### Work to do:
Write each line out again exactly as written.

-- Start Supplied records --

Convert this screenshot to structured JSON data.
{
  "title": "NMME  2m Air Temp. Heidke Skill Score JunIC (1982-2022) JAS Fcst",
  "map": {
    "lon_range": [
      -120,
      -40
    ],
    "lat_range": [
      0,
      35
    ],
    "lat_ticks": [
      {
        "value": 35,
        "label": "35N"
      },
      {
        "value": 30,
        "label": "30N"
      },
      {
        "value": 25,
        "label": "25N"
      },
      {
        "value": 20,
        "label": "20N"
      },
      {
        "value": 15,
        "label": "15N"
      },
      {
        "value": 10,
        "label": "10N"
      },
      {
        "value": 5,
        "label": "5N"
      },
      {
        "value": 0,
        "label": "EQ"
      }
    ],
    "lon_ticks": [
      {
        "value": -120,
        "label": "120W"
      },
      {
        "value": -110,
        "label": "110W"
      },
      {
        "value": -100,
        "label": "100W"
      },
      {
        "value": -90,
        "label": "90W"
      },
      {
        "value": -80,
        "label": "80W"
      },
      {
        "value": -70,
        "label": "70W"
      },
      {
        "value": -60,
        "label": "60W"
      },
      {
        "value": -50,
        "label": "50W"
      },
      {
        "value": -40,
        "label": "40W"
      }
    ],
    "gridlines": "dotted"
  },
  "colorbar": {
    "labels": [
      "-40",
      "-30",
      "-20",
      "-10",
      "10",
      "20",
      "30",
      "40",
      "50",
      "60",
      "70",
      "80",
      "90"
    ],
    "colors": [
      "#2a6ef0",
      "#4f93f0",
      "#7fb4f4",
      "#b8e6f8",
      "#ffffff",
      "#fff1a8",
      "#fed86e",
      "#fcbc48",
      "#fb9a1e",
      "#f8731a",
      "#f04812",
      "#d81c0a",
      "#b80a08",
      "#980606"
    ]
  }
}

-- End Supplied records --

### Solution for this problem:
Convert this screenshot to structured JSON data.
{
  "title": "NMME  2m Air Temp. Heidke Skill Score JunIC (1982-2022) JAS Fcst",
  "map": {
    "lon_range": [
      -120,
      -40
    ],
    "lat_range": [
      0,
      35
    ],
    "lat_ticks": [
      {
        "value": 35,
        "label": "35N"
      },
      {
        "value": 30,
        "label": "30N"
      },
      {
        "value": 25,
        "label": "25N"
      },
      {
        "value": 20,
        "label": "20N"
      },
      {
        "value": 15,
        "label": "15N"
      },
      {
        "value": 10,
        "label": "10N"
      },
      {
        "value": 5,
        "label": "5N"
      },
      {
        "value": 0,
        "label": "EQ"
      }
    ],
    "lon_ticks": [
      {
        "value": -120,
        "label": "120W"
      },
      {
        "value": -110,
        "label": "110W"
      },
      {
        "value": -100,
        "label": "100W"
      },
      {
        "value": -90,
        "label": "90W"
      },
      {
        "value": -80,
        "label": "80W"
      },
      {
        "value": -70,
        "label": "70W"
      },
      {
        "value": -60,
        "label": "60W"
      },
      {
        "value": -50,
        "label": "50W"
      },
      {
        "value": -40,
        "label": "40W"
      }
    ],
    "gridlines": "dotted"
  },
  "colorbar": {
    "labels": [
      "-40",
      "-30",
      "-20",
      "-10",
      "10",
      "20",
      "30",
      "40",
      "50",
      "60",
      "70",
      "80",
      "90"
    ],
    "colors": [
      "#2a6ef0",
      "#4f93f0",
      "#7fb4f4",
      "#b8e6f8",
      "#ffffff",
      "#fff1a8",
      "#fed86e",
      "#fcbc48",
      "#fb9a1e",
      "#f8731a",
      "#f04812",
      "#d81c0a",
      "#b80a08",
      "#980606"
    ]
  }
}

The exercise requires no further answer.